▶ **Exercise**: Track down the lines that contain "управления" and copy them.

[Stored items from a collection]
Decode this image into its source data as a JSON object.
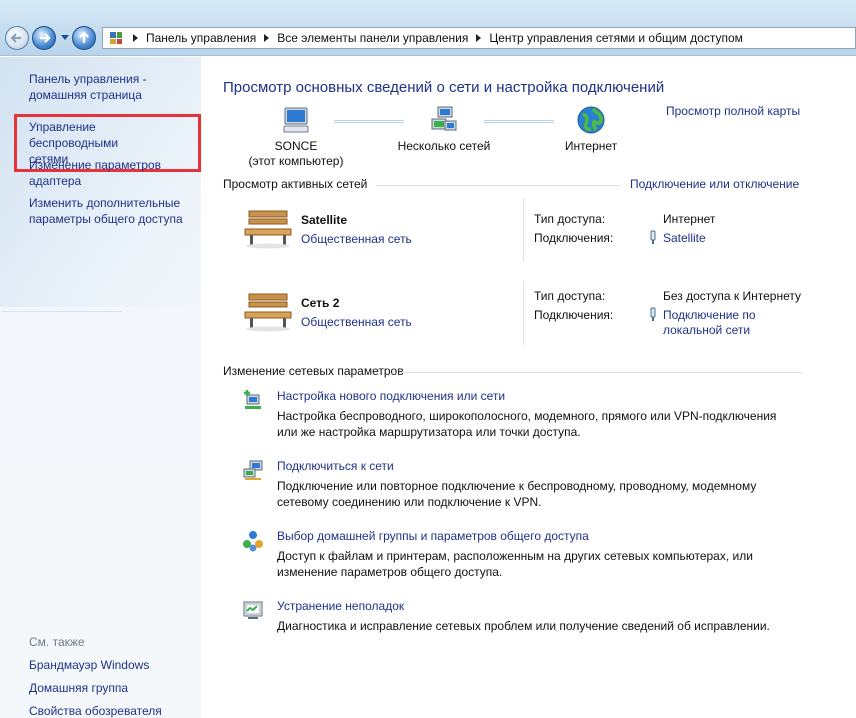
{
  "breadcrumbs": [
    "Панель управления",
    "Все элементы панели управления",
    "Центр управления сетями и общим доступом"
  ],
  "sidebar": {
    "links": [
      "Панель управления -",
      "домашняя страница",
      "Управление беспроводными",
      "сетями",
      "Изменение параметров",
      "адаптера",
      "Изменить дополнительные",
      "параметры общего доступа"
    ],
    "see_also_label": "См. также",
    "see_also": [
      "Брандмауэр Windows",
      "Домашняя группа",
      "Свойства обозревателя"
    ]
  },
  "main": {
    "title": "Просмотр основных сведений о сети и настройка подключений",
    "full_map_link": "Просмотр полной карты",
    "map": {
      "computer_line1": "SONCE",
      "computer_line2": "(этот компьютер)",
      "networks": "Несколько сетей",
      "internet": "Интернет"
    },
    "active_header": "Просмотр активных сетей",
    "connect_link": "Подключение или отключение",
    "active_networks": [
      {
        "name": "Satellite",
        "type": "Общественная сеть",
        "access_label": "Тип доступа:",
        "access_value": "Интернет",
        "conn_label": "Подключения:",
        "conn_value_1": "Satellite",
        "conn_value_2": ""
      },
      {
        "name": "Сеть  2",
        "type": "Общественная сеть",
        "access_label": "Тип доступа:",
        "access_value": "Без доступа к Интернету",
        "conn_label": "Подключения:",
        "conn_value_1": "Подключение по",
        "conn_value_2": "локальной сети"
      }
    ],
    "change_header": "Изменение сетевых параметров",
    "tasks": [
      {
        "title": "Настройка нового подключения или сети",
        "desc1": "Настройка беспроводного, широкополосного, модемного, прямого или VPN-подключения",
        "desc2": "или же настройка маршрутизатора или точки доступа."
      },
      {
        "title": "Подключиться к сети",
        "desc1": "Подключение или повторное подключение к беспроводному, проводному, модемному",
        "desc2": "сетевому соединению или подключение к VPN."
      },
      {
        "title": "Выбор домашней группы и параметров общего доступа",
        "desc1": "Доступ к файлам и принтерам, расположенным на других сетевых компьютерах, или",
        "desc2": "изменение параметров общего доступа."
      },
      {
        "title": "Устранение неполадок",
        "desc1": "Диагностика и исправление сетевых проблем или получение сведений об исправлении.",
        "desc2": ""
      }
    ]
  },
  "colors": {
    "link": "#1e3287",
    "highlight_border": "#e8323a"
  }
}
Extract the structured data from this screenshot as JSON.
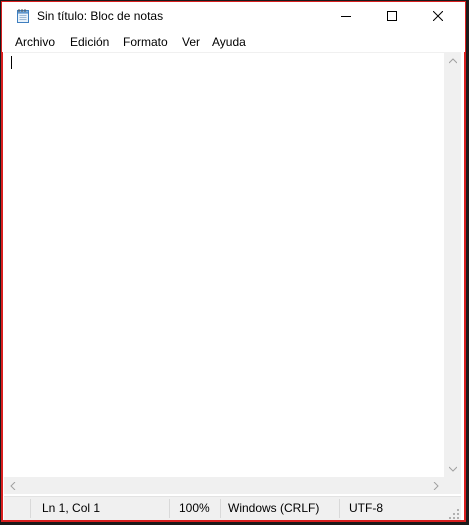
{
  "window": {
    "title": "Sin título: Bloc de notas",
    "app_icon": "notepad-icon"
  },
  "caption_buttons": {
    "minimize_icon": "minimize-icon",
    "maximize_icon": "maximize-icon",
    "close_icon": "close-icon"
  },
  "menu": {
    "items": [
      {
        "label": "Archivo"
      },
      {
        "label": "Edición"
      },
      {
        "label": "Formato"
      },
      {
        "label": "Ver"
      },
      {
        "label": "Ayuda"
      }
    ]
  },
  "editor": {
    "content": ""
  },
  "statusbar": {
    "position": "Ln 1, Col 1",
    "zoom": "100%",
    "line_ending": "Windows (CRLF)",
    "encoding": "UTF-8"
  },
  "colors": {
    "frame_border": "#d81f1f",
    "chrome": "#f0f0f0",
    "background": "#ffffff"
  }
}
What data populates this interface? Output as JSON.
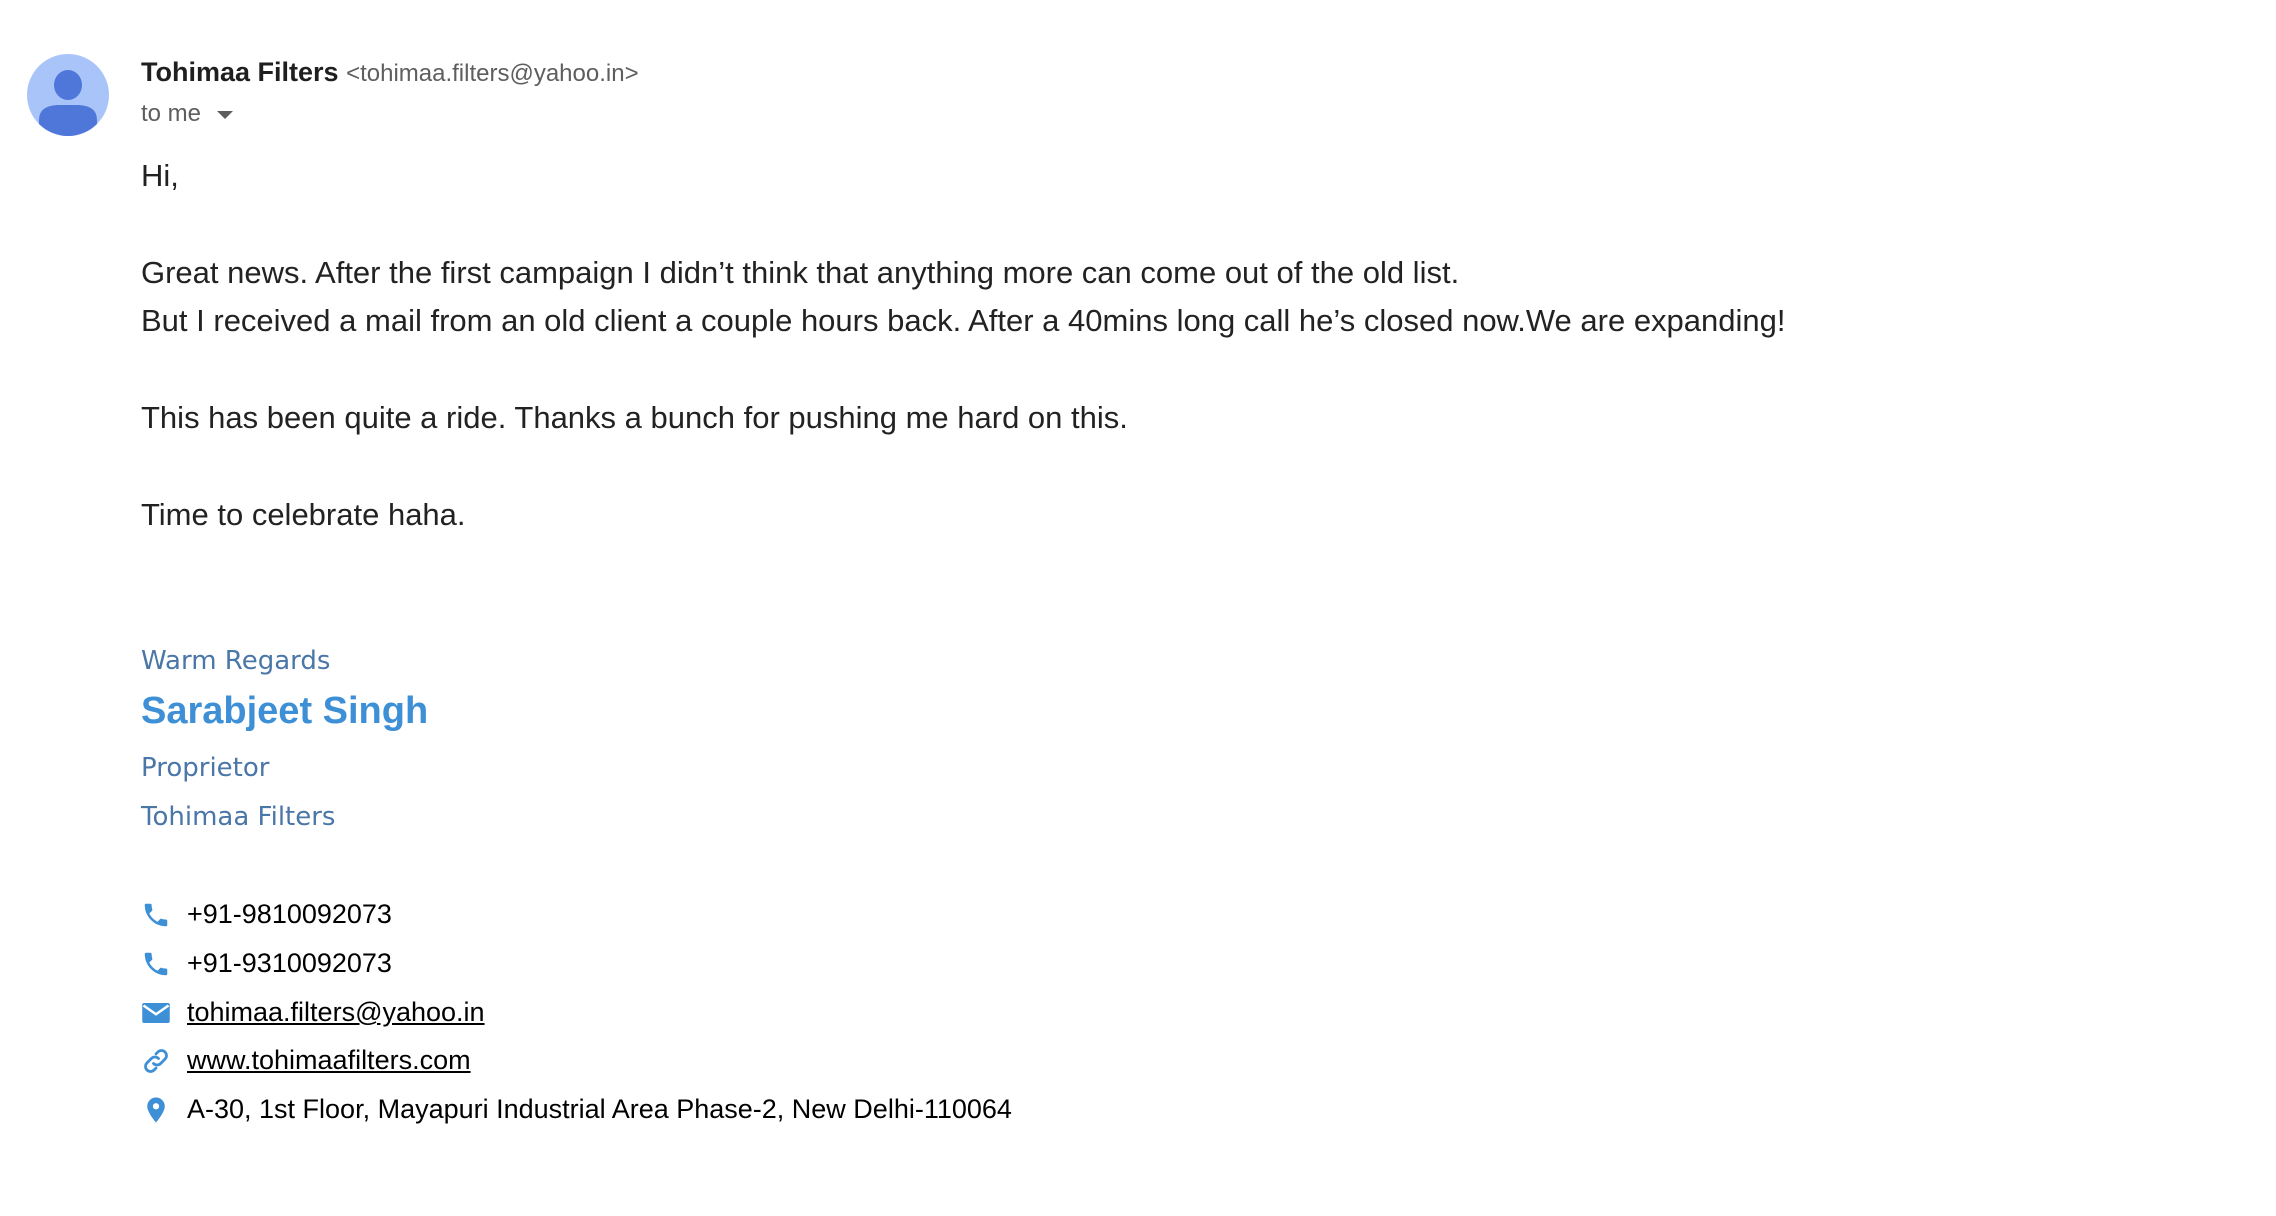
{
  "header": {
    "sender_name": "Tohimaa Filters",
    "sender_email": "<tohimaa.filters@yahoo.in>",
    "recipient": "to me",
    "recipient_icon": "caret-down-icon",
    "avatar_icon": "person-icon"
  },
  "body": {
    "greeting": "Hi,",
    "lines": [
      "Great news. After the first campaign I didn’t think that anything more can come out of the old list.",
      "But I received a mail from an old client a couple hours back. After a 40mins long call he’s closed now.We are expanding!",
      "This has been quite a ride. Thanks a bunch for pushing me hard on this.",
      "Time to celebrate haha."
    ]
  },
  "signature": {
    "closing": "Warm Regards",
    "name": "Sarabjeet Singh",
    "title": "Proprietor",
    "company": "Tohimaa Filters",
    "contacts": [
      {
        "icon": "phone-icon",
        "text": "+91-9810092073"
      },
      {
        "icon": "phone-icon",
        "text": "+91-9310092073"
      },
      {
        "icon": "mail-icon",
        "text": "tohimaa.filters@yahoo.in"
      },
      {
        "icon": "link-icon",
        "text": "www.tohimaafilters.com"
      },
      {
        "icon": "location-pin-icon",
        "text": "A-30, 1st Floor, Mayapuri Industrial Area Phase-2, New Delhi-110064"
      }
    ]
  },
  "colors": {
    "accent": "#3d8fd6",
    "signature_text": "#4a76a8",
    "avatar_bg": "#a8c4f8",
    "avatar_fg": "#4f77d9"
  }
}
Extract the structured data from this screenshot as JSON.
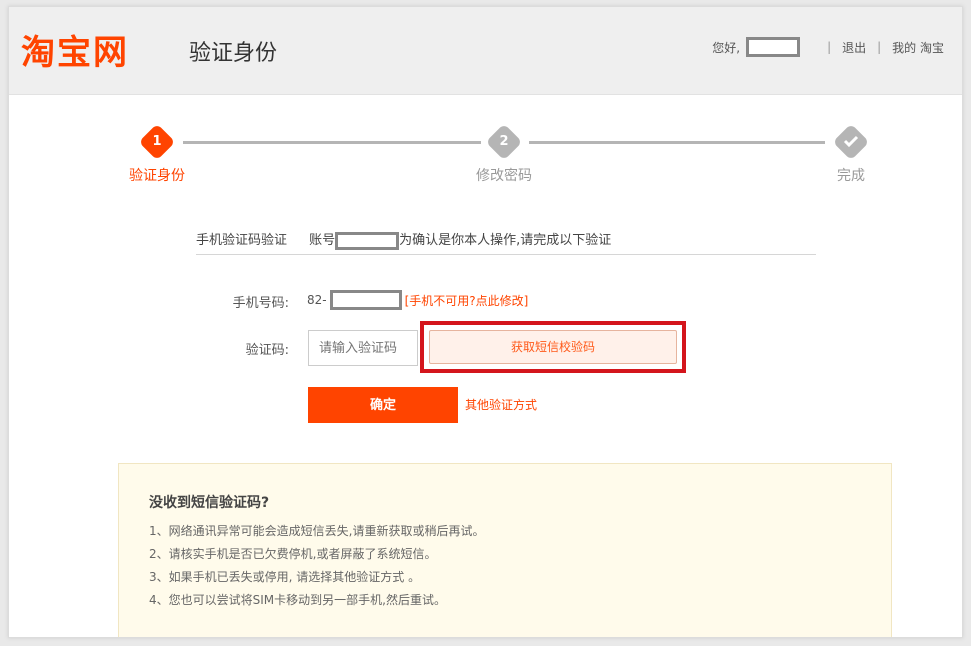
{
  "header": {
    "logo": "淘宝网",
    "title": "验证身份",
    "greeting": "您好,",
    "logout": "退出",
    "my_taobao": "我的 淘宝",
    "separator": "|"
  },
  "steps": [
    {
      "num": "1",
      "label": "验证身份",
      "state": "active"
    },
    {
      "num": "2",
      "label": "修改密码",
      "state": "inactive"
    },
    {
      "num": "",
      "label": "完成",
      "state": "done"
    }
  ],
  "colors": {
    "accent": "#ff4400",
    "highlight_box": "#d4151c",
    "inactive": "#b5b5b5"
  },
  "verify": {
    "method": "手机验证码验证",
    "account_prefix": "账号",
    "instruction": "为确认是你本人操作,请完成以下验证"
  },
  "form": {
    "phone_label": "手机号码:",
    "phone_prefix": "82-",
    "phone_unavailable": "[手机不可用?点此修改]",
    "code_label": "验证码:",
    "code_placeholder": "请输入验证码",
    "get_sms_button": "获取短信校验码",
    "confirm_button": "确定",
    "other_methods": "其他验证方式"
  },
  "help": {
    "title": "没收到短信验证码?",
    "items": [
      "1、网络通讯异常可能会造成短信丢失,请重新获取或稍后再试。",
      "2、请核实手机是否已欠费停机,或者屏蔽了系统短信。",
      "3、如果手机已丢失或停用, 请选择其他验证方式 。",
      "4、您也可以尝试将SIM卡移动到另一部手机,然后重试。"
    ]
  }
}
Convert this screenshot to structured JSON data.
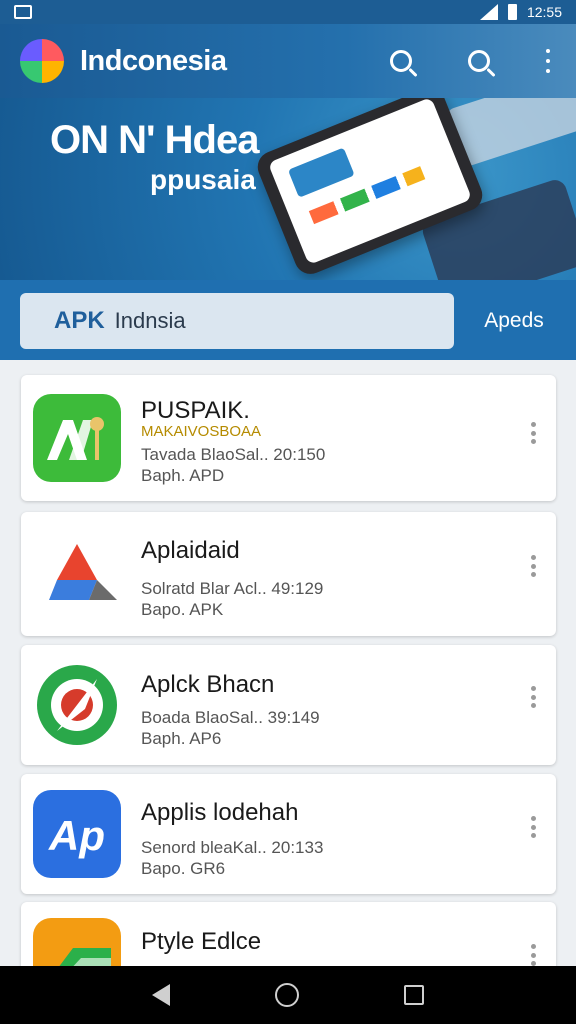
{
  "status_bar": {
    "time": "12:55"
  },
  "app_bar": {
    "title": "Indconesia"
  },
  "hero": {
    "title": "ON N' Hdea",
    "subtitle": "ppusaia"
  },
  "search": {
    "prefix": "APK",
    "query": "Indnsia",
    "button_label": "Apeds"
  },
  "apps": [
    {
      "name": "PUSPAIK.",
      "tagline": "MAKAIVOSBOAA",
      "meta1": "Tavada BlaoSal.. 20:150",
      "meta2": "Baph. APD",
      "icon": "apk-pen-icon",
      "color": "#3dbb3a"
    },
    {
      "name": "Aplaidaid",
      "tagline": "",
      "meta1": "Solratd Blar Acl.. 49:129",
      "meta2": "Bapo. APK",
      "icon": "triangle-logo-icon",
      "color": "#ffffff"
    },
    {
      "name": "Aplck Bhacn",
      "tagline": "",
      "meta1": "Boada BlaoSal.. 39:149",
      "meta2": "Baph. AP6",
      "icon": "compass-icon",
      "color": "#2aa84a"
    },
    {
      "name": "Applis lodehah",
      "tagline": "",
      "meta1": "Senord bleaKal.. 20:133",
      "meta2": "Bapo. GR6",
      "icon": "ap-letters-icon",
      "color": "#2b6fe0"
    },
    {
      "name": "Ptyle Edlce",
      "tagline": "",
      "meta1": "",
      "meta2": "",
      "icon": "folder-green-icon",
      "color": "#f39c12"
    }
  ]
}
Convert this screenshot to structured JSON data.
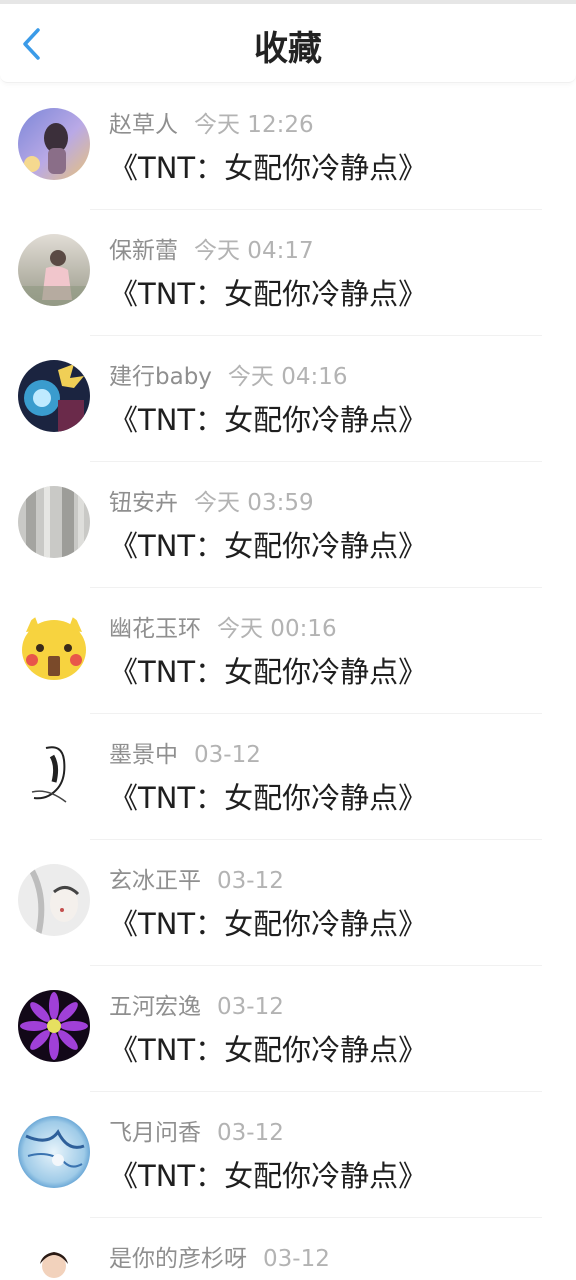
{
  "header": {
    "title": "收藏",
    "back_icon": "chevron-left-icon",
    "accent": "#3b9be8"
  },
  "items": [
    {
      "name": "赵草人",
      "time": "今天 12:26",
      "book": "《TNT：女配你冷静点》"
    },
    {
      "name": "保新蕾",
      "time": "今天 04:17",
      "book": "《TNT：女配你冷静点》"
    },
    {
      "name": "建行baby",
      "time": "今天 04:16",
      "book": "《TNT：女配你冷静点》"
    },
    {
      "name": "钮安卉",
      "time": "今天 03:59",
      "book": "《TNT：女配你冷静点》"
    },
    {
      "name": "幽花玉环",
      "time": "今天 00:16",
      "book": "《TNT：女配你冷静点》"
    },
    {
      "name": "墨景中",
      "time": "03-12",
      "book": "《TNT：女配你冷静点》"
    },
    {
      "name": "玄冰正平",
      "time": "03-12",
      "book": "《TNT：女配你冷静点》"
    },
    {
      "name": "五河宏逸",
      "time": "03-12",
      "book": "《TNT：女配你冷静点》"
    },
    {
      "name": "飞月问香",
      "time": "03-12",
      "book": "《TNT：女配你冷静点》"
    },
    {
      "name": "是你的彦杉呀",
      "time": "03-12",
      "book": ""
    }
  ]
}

▶ **Output**:
    "Панель управления",
    "Все элементы панели управления",
    "Центр управления сетями и общим доступом"
      "Панель управления -",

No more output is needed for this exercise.